• Given problem:
Provide an exact copy of the data, excluding the images.

• Record excerpts:
** START **

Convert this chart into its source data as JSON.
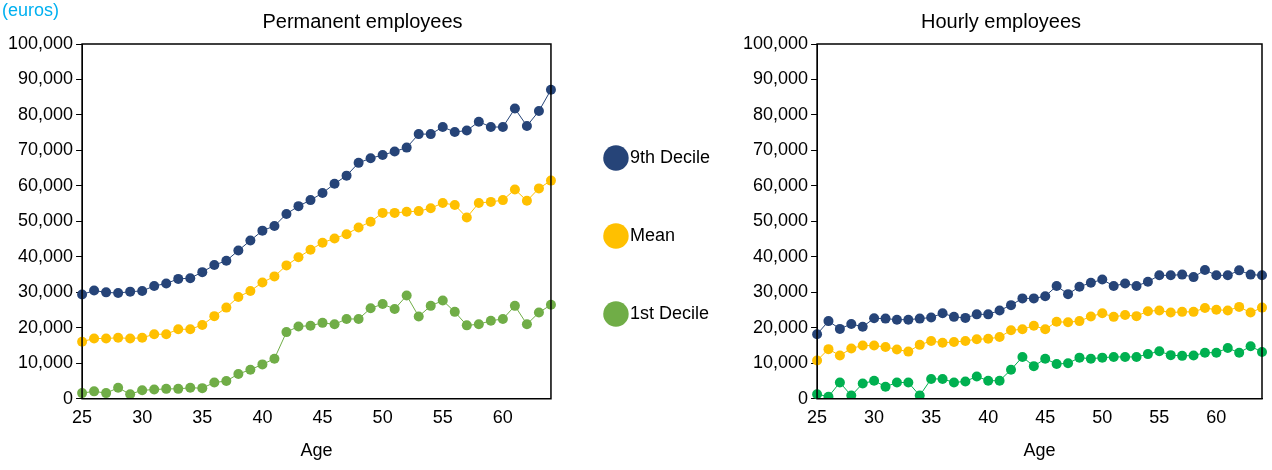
{
  "chart_data": [
    {
      "type": "line",
      "title": "Permanent employees",
      "xlabel": "Age",
      "annotations": [
        "(euros)"
      ],
      "categories": [
        "25",
        null,
        null,
        null,
        null,
        "30",
        null,
        null,
        null,
        null,
        "35",
        null,
        null,
        null,
        null,
        "40",
        null,
        null,
        null,
        null,
        "45",
        null,
        null,
        null,
        null,
        "50",
        null,
        null,
        null,
        null,
        "55",
        null,
        null,
        null,
        null,
        "60",
        null,
        null,
        null,
        null
      ],
      "series": [
        {
          "name": "9th Decile",
          "color": "#264478",
          "values": [
            29400,
            30500,
            30000,
            29800,
            30200,
            30400,
            31800,
            32500,
            33800,
            34000,
            35700,
            37700,
            38900,
            41800,
            44600,
            47400,
            48700,
            52100,
            54300,
            56000,
            58000,
            60600,
            62900,
            66500,
            67800,
            68700,
            69700,
            70800,
            74600,
            74600,
            76600,
            75200,
            75600,
            78100,
            76600,
            76600,
            81800,
            76900,
            81100,
            87100
          ]
        },
        {
          "name": "Mean",
          "color": "#ffc000",
          "values": [
            16100,
            17000,
            17000,
            17200,
            17000,
            17200,
            18200,
            18200,
            19600,
            19600,
            20800,
            23300,
            25700,
            28700,
            30400,
            32800,
            34500,
            37600,
            39900,
            42000,
            44000,
            45200,
            46400,
            48300,
            49900,
            52400,
            52400,
            52700,
            52900,
            53700,
            55200,
            54600,
            51100,
            55200,
            55500,
            56000,
            59000,
            55800,
            59300,
            61500
          ]
        },
        {
          "name": "1st Decile",
          "color": "#70ad47",
          "values": [
            1600,
            2100,
            1600,
            3100,
            1300,
            2400,
            2600,
            2800,
            2800,
            3100,
            3000,
            4600,
            5000,
            7000,
            8200,
            9700,
            11300,
            18800,
            20400,
            20600,
            21400,
            21000,
            22500,
            22500,
            25500,
            26700,
            25300,
            29100,
            23200,
            26200,
            27700,
            24500,
            20700,
            21000,
            22000,
            22500,
            26200,
            21000,
            24300,
            26500
          ]
        }
      ],
      "ylim": [
        0,
        100000
      ],
      "yticks": [
        {
          "value": 0,
          "label": "0"
        },
        {
          "value": 10000,
          "label": "10,000"
        },
        {
          "value": 20000,
          "label": "20,000"
        },
        {
          "value": 30000,
          "label": "30,000"
        },
        {
          "value": 40000,
          "label": "40,000"
        },
        {
          "value": 50000,
          "label": "50,000"
        },
        {
          "value": 60000,
          "label": "60,000"
        },
        {
          "value": 70000,
          "label": "70,000"
        },
        {
          "value": 80000,
          "label": "80,000"
        },
        {
          "value": 90000,
          "label": "90,000"
        },
        {
          "value": 100000,
          "label": "100,000"
        }
      ],
      "marker": "circle",
      "grid": false,
      "legend": "right"
    },
    {
      "type": "line",
      "title": "Hourly employees",
      "xlabel": "Age",
      "categories": [
        "25",
        null,
        null,
        null,
        null,
        "30",
        null,
        null,
        null,
        null,
        "35",
        null,
        null,
        null,
        null,
        "40",
        null,
        null,
        null,
        null,
        "45",
        null,
        null,
        null,
        null,
        "50",
        null,
        null,
        null,
        null,
        "55",
        null,
        null,
        null,
        null,
        "60",
        null,
        null,
        null,
        null
      ],
      "series": [
        {
          "color": "#264478",
          "values": [
            18200,
            21900,
            19700,
            21100,
            20300,
            22700,
            22600,
            22300,
            22300,
            22600,
            22900,
            24100,
            23100,
            22800,
            23800,
            23800,
            24900,
            26400,
            28300,
            28300,
            28900,
            31800,
            29500,
            31600,
            32700,
            33600,
            31800,
            32500,
            31800,
            33000,
            34800,
            34800,
            35000,
            34300,
            36300,
            34800,
            34800,
            36200,
            35000,
            34800
          ]
        },
        {
          "color": "#ffc000",
          "values": [
            10800,
            14000,
            12200,
            14200,
            15000,
            15000,
            14600,
            13900,
            13300,
            15200,
            16300,
            15800,
            16000,
            16300,
            16800,
            16900,
            17400,
            19300,
            19600,
            20600,
            19600,
            21700,
            21600,
            21900,
            23200,
            24100,
            23100,
            23600,
            23300,
            24700,
            24900,
            24300,
            24500,
            24500,
            25600,
            25100,
            24900,
            25900,
            24300,
            25700
          ]
        },
        {
          "color": "#00b050",
          "values": [
            1300,
            600,
            4600,
            900,
            4300,
            5100,
            3400,
            4600,
            4600,
            900,
            5600,
            5600,
            4600,
            4900,
            6300,
            5100,
            5100,
            8200,
            11800,
            9200,
            11300,
            9800,
            10000,
            11600,
            11300,
            11600,
            11800,
            11800,
            11800,
            12600,
            13400,
            12300,
            12100,
            12200,
            13000,
            13000,
            14300,
            13000,
            14800,
            13200
          ]
        }
      ],
      "ylim": [
        0,
        100000
      ],
      "yticks": [
        {
          "value": 0,
          "label": "0"
        },
        {
          "value": 10000,
          "label": "10,000"
        },
        {
          "value": 20000,
          "label": "20,000"
        },
        {
          "value": 30000,
          "label": "30,000"
        },
        {
          "value": 40000,
          "label": "40,000"
        },
        {
          "value": 50000,
          "label": "50,000"
        },
        {
          "value": 60000,
          "label": "60,000"
        },
        {
          "value": 70000,
          "label": "70,000"
        },
        {
          "value": 80000,
          "label": "80,000"
        },
        {
          "value": 90000,
          "label": "90,000"
        },
        {
          "value": 100000,
          "label": "100,000"
        }
      ],
      "marker": "circle",
      "grid": false,
      "legend": false
    }
  ]
}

** END **

• Response:
Convert this chart into its source data as JSON.
{
  "chart_data": [
    {
      "type": "line",
      "title": "Permanent employees",
      "xlabel": "Age",
      "annotations": [
        "(euros)"
      ],
      "categories": [
        "25",
        null,
        null,
        null,
        null,
        "30",
        null,
        null,
        null,
        null,
        "35",
        null,
        null,
        null,
        null,
        "40",
        null,
        null,
        null,
        null,
        "45",
        null,
        null,
        null,
        null,
        "50",
        null,
        null,
        null,
        null,
        "55",
        null,
        null,
        null,
        null,
        "60",
        null,
        null,
        null,
        null
      ],
      "series": [
        {
          "name": "9th Decile",
          "color": "#264478",
          "values": [
            29400,
            30500,
            30000,
            29800,
            30200,
            30400,
            31800,
            32500,
            33800,
            34000,
            35700,
            37700,
            38900,
            41800,
            44600,
            47400,
            48700,
            52100,
            54300,
            56000,
            58000,
            60600,
            62900,
            66500,
            67800,
            68700,
            69700,
            70800,
            74600,
            74600,
            76600,
            75200,
            75600,
            78100,
            76600,
            76600,
            81800,
            76900,
            81100,
            87100
          ]
        },
        {
          "name": "Mean",
          "color": "#ffc000",
          "values": [
            16100,
            17000,
            17000,
            17200,
            17000,
            17200,
            18200,
            18200,
            19600,
            19600,
            20800,
            23300,
            25700,
            28700,
            30400,
            32800,
            34500,
            37600,
            39900,
            42000,
            44000,
            45200,
            46400,
            48300,
            49900,
            52400,
            52400,
            52700,
            52900,
            53700,
            55200,
            54600,
            51100,
            55200,
            55500,
            56000,
            59000,
            55800,
            59300,
            61500
          ]
        },
        {
          "name": "1st Decile",
          "color": "#70ad47",
          "values": [
            1600,
            2100,
            1600,
            3100,
            1300,
            2400,
            2600,
            2800,
            2800,
            3100,
            3000,
            4600,
            5000,
            7000,
            8200,
            9700,
            11300,
            18800,
            20400,
            20600,
            21400,
            21000,
            22500,
            22500,
            25500,
            26700,
            25300,
            29100,
            23200,
            26200,
            27700,
            24500,
            20700,
            21000,
            22000,
            22500,
            26200,
            21000,
            24300,
            26500
          ]
        }
      ],
      "ylim": [
        0,
        100000
      ],
      "yticks": [
        {
          "value": 0,
          "label": "0"
        },
        {
          "value": 10000,
          "label": "10,000"
        },
        {
          "value": 20000,
          "label": "20,000"
        },
        {
          "value": 30000,
          "label": "30,000"
        },
        {
          "value": 40000,
          "label": "40,000"
        },
        {
          "value": 50000,
          "label": "50,000"
        },
        {
          "value": 60000,
          "label": "60,000"
        },
        {
          "value": 70000,
          "label": "70,000"
        },
        {
          "value": 80000,
          "label": "80,000"
        },
        {
          "value": 90000,
          "label": "90,000"
        },
        {
          "value": 100000,
          "label": "100,000"
        }
      ],
      "marker": "circle",
      "grid": false,
      "legend": "right"
    },
    {
      "type": "line",
      "title": "Hourly employees",
      "xlabel": "Age",
      "categories": [
        "25",
        null,
        null,
        null,
        null,
        "30",
        null,
        null,
        null,
        null,
        "35",
        null,
        null,
        null,
        null,
        "40",
        null,
        null,
        null,
        null,
        "45",
        null,
        null,
        null,
        null,
        "50",
        null,
        null,
        null,
        null,
        "55",
        null,
        null,
        null,
        null,
        "60",
        null,
        null,
        null,
        null
      ],
      "series": [
        {
          "color": "#264478",
          "values": [
            18200,
            21900,
            19700,
            21100,
            20300,
            22700,
            22600,
            22300,
            22300,
            22600,
            22900,
            24100,
            23100,
            22800,
            23800,
            23800,
            24900,
            26400,
            28300,
            28300,
            28900,
            31800,
            29500,
            31600,
            32700,
            33600,
            31800,
            32500,
            31800,
            33000,
            34800,
            34800,
            35000,
            34300,
            36300,
            34800,
            34800,
            36200,
            35000,
            34800
          ]
        },
        {
          "color": "#ffc000",
          "values": [
            10800,
            14000,
            12200,
            14200,
            15000,
            15000,
            14600,
            13900,
            13300,
            15200,
            16300,
            15800,
            16000,
            16300,
            16800,
            16900,
            17400,
            19300,
            19600,
            20600,
            19600,
            21700,
            21600,
            21900,
            23200,
            24100,
            23100,
            23600,
            23300,
            24700,
            24900,
            24300,
            24500,
            24500,
            25600,
            25100,
            24900,
            25900,
            24300,
            25700
          ]
        },
        {
          "color": "#00b050",
          "values": [
            1300,
            600,
            4600,
            900,
            4300,
            5100,
            3400,
            4600,
            4600,
            900,
            5600,
            5600,
            4600,
            4900,
            6300,
            5100,
            5100,
            8200,
            11800,
            9200,
            11300,
            9800,
            10000,
            11600,
            11300,
            11600,
            11800,
            11800,
            11800,
            12600,
            13400,
            12300,
            12100,
            12200,
            13000,
            13000,
            14300,
            13000,
            14800,
            13200
          ]
        }
      ],
      "ylim": [
        0,
        100000
      ],
      "yticks": [
        {
          "value": 0,
          "label": "0"
        },
        {
          "value": 10000,
          "label": "10,000"
        },
        {
          "value": 20000,
          "label": "20,000"
        },
        {
          "value": 30000,
          "label": "30,000"
        },
        {
          "value": 40000,
          "label": "40,000"
        },
        {
          "value": 50000,
          "label": "50,000"
        },
        {
          "value": 60000,
          "label": "60,000"
        },
        {
          "value": 70000,
          "label": "70,000"
        },
        {
          "value": 80000,
          "label": "80,000"
        },
        {
          "value": 90000,
          "label": "90,000"
        },
        {
          "value": 100000,
          "label": "100,000"
        }
      ],
      "marker": "circle",
      "grid": false,
      "legend": false
    }
  ]
}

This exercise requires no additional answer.